• Description of the task
Return all entries word for word, but drop any images.

═══ Data for this task

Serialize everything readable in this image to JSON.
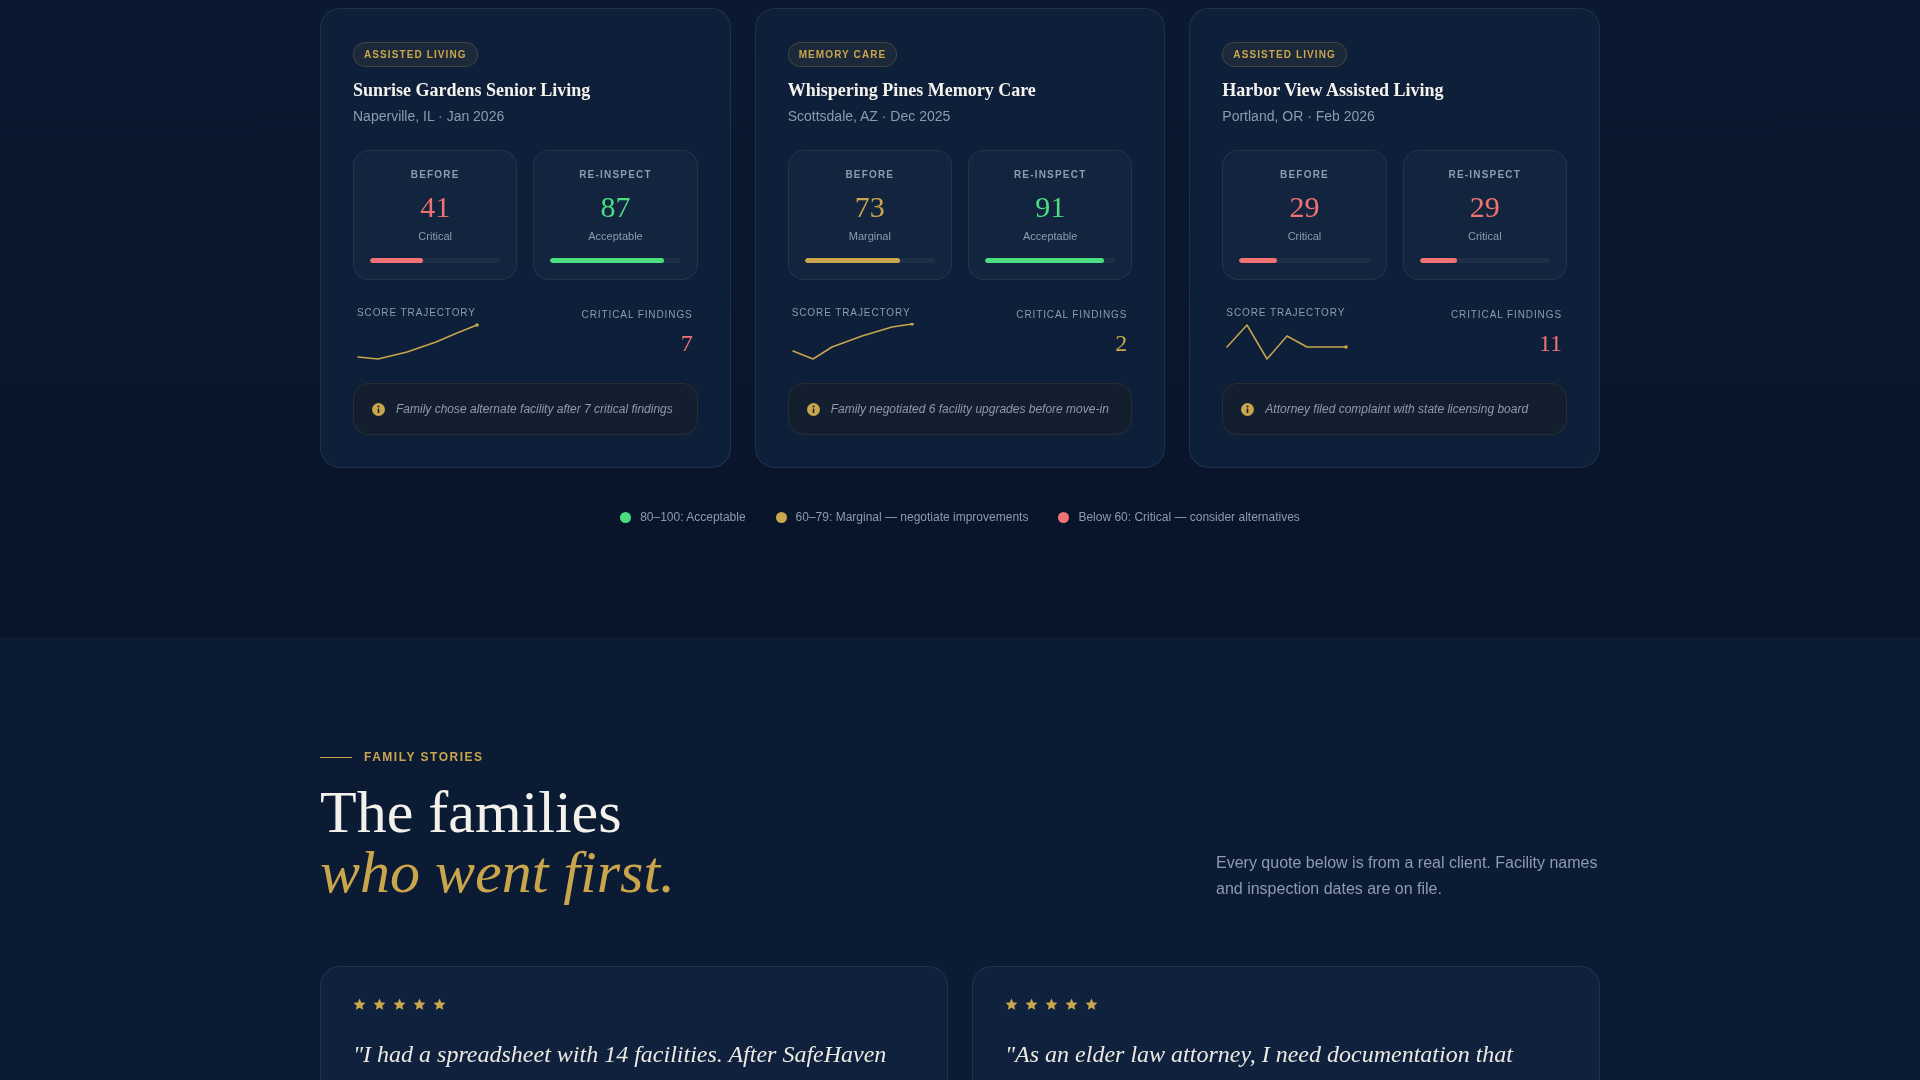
{
  "facilities": [
    {
      "category": "ASSISTED LIVING",
      "name": "Sunrise Gardens Senior Living",
      "location": "Naperville, IL · Jan 2026",
      "scores": [
        {
          "label": "BEFORE",
          "value": "41",
          "status": "Critical",
          "kind": "critical",
          "level": 0.41
        },
        {
          "label": "RE-INSPECT",
          "value": "87",
          "status": "Acceptable",
          "kind": "acceptable",
          "level": 0.87
        }
      ],
      "trajectory_label": "SCORE TRAJECTORY",
      "findings": {
        "label": "CRITICAL FINDINGS",
        "value": "7",
        "kind": "critical"
      },
      "note": "Family chose alternate facility after 7 critical findings"
    },
    {
      "category": "MEMORY CARE",
      "name": "Whispering Pines Memory Care",
      "location": "Scottsdale, AZ · Dec 2025",
      "scores": [
        {
          "label": "BEFORE",
          "value": "73",
          "status": "Marginal",
          "kind": "marginal",
          "level": 0.73
        },
        {
          "label": "RE-INSPECT",
          "value": "91",
          "status": "Acceptable",
          "kind": "acceptable",
          "level": 0.91
        }
      ],
      "trajectory_label": "SCORE TRAJECTORY",
      "findings": {
        "label": "CRITICAL FINDINGS",
        "value": "2",
        "kind": "marginal"
      },
      "note": "Family negotiated 6 facility upgrades before move-in"
    },
    {
      "category": "ASSISTED LIVING",
      "name": "Harbor View Assisted Living",
      "location": "Portland, OR · Feb 2026",
      "scores": [
        {
          "label": "BEFORE",
          "value": "29",
          "status": "Critical",
          "kind": "critical",
          "level": 0.29
        },
        {
          "label": "RE-INSPECT",
          "value": "29",
          "status": "Critical",
          "kind": "critical",
          "level": 0.29
        }
      ],
      "trajectory_label": "SCORE TRAJECTORY",
      "findings": {
        "label": "CRITICAL FINDINGS",
        "value": "11",
        "kind": "critical"
      },
      "note": "Attorney filed complaint with state licensing board"
    }
  ],
  "legend": [
    {
      "label": "80–100: Acceptable",
      "color": "#4ade80"
    },
    {
      "label": "60–79: Marginal — negotiate improvements",
      "color": "#c9a54c"
    },
    {
      "label": "Below 60: Critical — consider alternatives",
      "color": "#f07272"
    }
  ],
  "stories": {
    "eyebrow": "FAMILY STORIES",
    "title": "The families",
    "title_accent": "who went first.",
    "intro": "Every quote below is from a real client. Facility names and inspection dates are on file.",
    "testimonials": [
      {
        "stars": 5,
        "quote": "\"I had a spreadsheet with 14 facilities. After SafeHaven"
      },
      {
        "stars": 5,
        "quote": "\"As an elder law attorney, I need documentation that"
      }
    ]
  }
}
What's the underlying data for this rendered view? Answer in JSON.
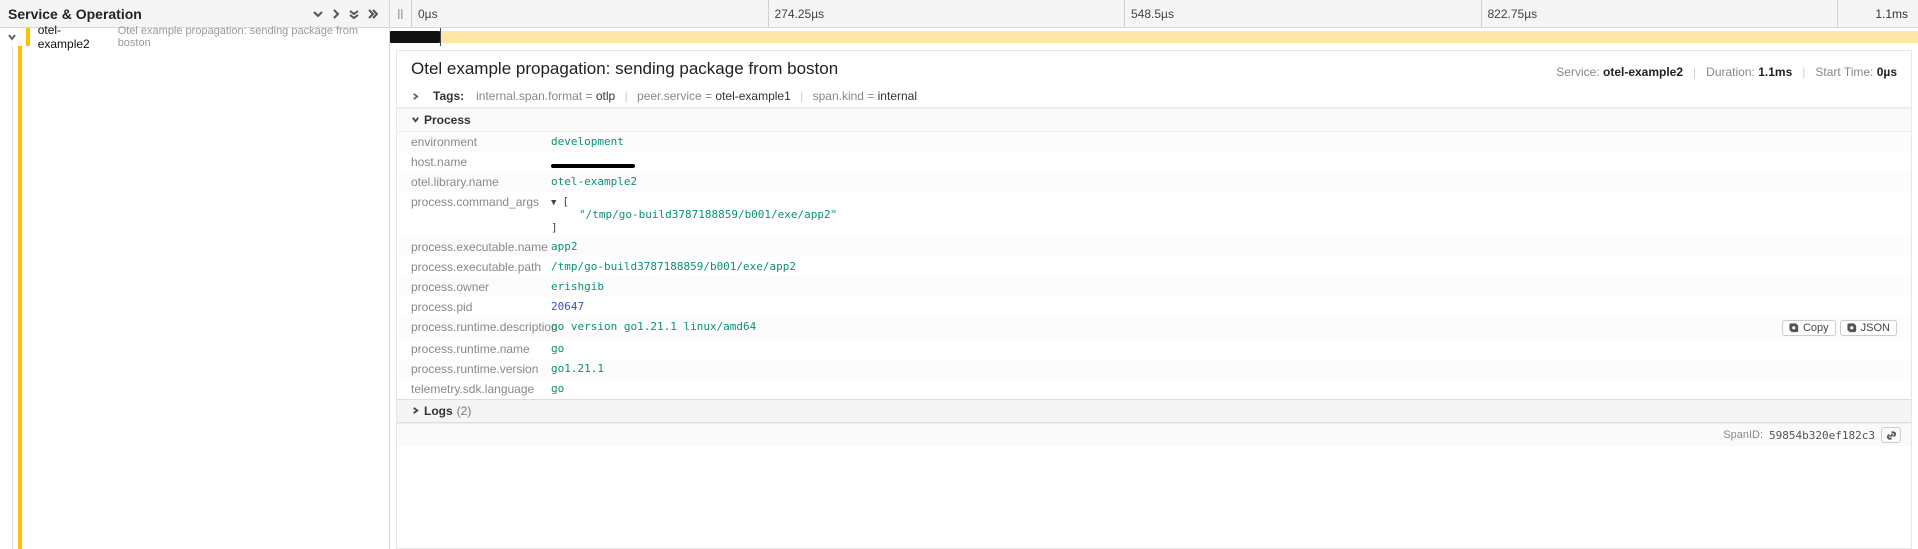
{
  "header": {
    "title": "Service & Operation",
    "ticks": [
      "0µs",
      "274.25µs",
      "548.5µs",
      "822.75µs"
    ],
    "total": "1.1ms"
  },
  "span_row": {
    "service": "otel-example2",
    "operation": "Otel example propagation: sending package from boston",
    "bar_left_pct": 0,
    "bar_width_pct": 3.3,
    "marker_pct": 3.3
  },
  "detail": {
    "title": "Otel example propagation: sending package from boston",
    "meta": {
      "service_label": "Service:",
      "service_value": "otel-example2",
      "duration_label": "Duration:",
      "duration_value": "1.1ms",
      "start_label": "Start Time:",
      "start_value": "0µs"
    },
    "tags": {
      "label": "Tags:",
      "items": [
        {
          "k": "internal.span.format",
          "v": "otlp"
        },
        {
          "k": "peer.service",
          "v": "otel-example1"
        },
        {
          "k": "span.kind",
          "v": "internal"
        }
      ]
    },
    "process": {
      "header": "Process",
      "rows": [
        {
          "key": "environment",
          "type": "str",
          "value": "development"
        },
        {
          "key": "host.name",
          "type": "redacted"
        },
        {
          "key": "otel.library.name",
          "type": "str",
          "value": "otel-example2"
        },
        {
          "key": "process.command_args",
          "type": "arr",
          "items": [
            "\"/tmp/go-build3787188859/b001/exe/app2\""
          ]
        },
        {
          "key": "process.executable.name",
          "type": "str",
          "value": "app2"
        },
        {
          "key": "process.executable.path",
          "type": "str",
          "value": "/tmp/go-build3787188859/b001/exe/app2"
        },
        {
          "key": "process.owner",
          "type": "str",
          "value": "erishgib"
        },
        {
          "key": "process.pid",
          "type": "num",
          "value": "20647"
        },
        {
          "key": "process.runtime.description",
          "type": "str",
          "value": "go version go1.21.1 linux/amd64",
          "actions": true
        },
        {
          "key": "process.runtime.name",
          "type": "str",
          "value": "go"
        },
        {
          "key": "process.runtime.version",
          "type": "str",
          "value": "go1.21.1"
        },
        {
          "key": "telemetry.sdk.language",
          "type": "str",
          "value": "go"
        }
      ],
      "copy_label": "Copy",
      "json_label": "JSON"
    },
    "logs": {
      "label": "Logs",
      "count": "(2)"
    },
    "footer": {
      "label": "SpanID:",
      "value": "59854b320ef182c3"
    }
  }
}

══════

• Task solution
Serialize everything readable in this image to JSON.
{
  "facilities": [
    {
      "category": "ASSISTED LIVING",
      "name": "Sunrise Gardens Senior Living",
      "location": "Naperville, IL · Jan 2026",
      "scores": [
        {
          "label": "BEFORE",
          "value": "41",
          "status": "Critical",
          "kind": "critical",
          "level": 0.41
        },
        {
          "label": "RE-INSPECT",
          "value": "87",
          "status": "Acceptable",
          "kind": "acceptable",
          "level": 0.87
        }
      ],
      "trajectory_label": "SCORE TRAJECTORY",
      "findings": {
        "label": "CRITICAL FINDINGS",
        "value": "7",
        "kind": "critical"
      },
      "note": "Family chose alternate facility after 7 critical findings"
    },
    {
      "category": "MEMORY CARE",
      "name": "Whispering Pines Memory Care",
      "location": "Scottsdale, AZ · Dec 2025",
      "scores": [
        {
          "label": "BEFORE",
          "value": "73",
          "status": "Marginal",
          "kind": "marginal",
          "level": 0.73
        },
        {
          "label": "RE-INSPECT",
          "value": "91",
          "status": "Acceptable",
          "kind": "acceptable",
          "level": 0.91
        }
      ],
      "trajectory_label": "SCORE TRAJECTORY",
      "findings": {
        "label": "CRITICAL FINDINGS",
        "value": "2",
        "kind": "marginal"
      },
      "note": "Family negotiated 6 facility upgrades before move-in"
    },
    {
      "category": "ASSISTED LIVING",
      "name": "Harbor View Assisted Living",
      "location": "Portland, OR · Feb 2026",
      "scores": [
        {
          "label": "BEFORE",
          "value": "29",
          "status": "Critical",
          "kind": "critical",
          "level": 0.29
        },
        {
          "label": "RE-INSPECT",
          "value": "29",
          "status": "Critical",
          "kind": "critical",
          "level": 0.29
        }
      ],
      "trajectory_label": "SCORE TRAJECTORY",
      "findings": {
        "label": "CRITICAL FINDINGS",
        "value": "11",
        "kind": "critical"
      },
      "note": "Attorney filed complaint with state licensing board"
    }
  ],
  "legend": [
    {
      "label": "80–100: Acceptable",
      "color": "#4ade80"
    },
    {
      "label": "60–79: Marginal — negotiate improvements",
      "color": "#c9a54c"
    },
    {
      "label": "Below 60: Critical — consider alternatives",
      "color": "#f07272"
    }
  ],
  "stories": {
    "eyebrow": "FAMILY STORIES",
    "title": "The families",
    "title_accent": "who went first.",
    "intro": "Every quote below is from a real client. Facility names and inspection dates are on file.",
    "testimonials": [
      {
        "stars": 5,
        "quote": "\"I had a spreadsheet with 14 facilities. After SafeHaven"
      },
      {
        "stars": 5,
        "quote": "\"As an elder law attorney, I need documentation that"
      }
    ]
  }
}
What's the underlying data for this rendered view? Answer in JSON.
{
  "header": {
    "title": "Service & Operation",
    "ticks": [
      "0µs",
      "274.25µs",
      "548.5µs",
      "822.75µs"
    ],
    "total": "1.1ms"
  },
  "span_row": {
    "service": "otel-example2",
    "operation": "Otel example propagation: sending package from boston",
    "bar_left_pct": 0,
    "bar_width_pct": 3.3,
    "marker_pct": 3.3
  },
  "detail": {
    "title": "Otel example propagation: sending package from boston",
    "meta": {
      "service_label": "Service:",
      "service_value": "otel-example2",
      "duration_label": "Duration:",
      "duration_value": "1.1ms",
      "start_label": "Start Time:",
      "start_value": "0µs"
    },
    "tags": {
      "label": "Tags:",
      "items": [
        {
          "k": "internal.span.format",
          "v": "otlp"
        },
        {
          "k": "peer.service",
          "v": "otel-example1"
        },
        {
          "k": "span.kind",
          "v": "internal"
        }
      ]
    },
    "process": {
      "header": "Process",
      "rows": [
        {
          "key": "environment",
          "type": "str",
          "value": "development"
        },
        {
          "key": "host.name",
          "type": "redacted"
        },
        {
          "key": "otel.library.name",
          "type": "str",
          "value": "otel-example2"
        },
        {
          "key": "process.command_args",
          "type": "arr",
          "items": [
            "\"/tmp/go-build3787188859/b001/exe/app2\""
          ]
        },
        {
          "key": "process.executable.name",
          "type": "str",
          "value": "app2"
        },
        {
          "key": "process.executable.path",
          "type": "str",
          "value": "/tmp/go-build3787188859/b001/exe/app2"
        },
        {
          "key": "process.owner",
          "type": "str",
          "value": "erishgib"
        },
        {
          "key": "process.pid",
          "type": "num",
          "value": "20647"
        },
        {
          "key": "process.runtime.description",
          "type": "str",
          "value": "go version go1.21.1 linux/amd64",
          "actions": true
        },
        {
          "key": "process.runtime.name",
          "type": "str",
          "value": "go"
        },
        {
          "key": "process.runtime.version",
          "type": "str",
          "value": "go1.21.1"
        },
        {
          "key": "telemetry.sdk.language",
          "type": "str",
          "value": "go"
        }
      ],
      "copy_label": "Copy",
      "json_label": "JSON"
    },
    "logs": {
      "label": "Logs",
      "count": "(2)"
    },
    "footer": {
      "label": "SpanID:",
      "value": "59854b320ef182c3"
    }
  }
}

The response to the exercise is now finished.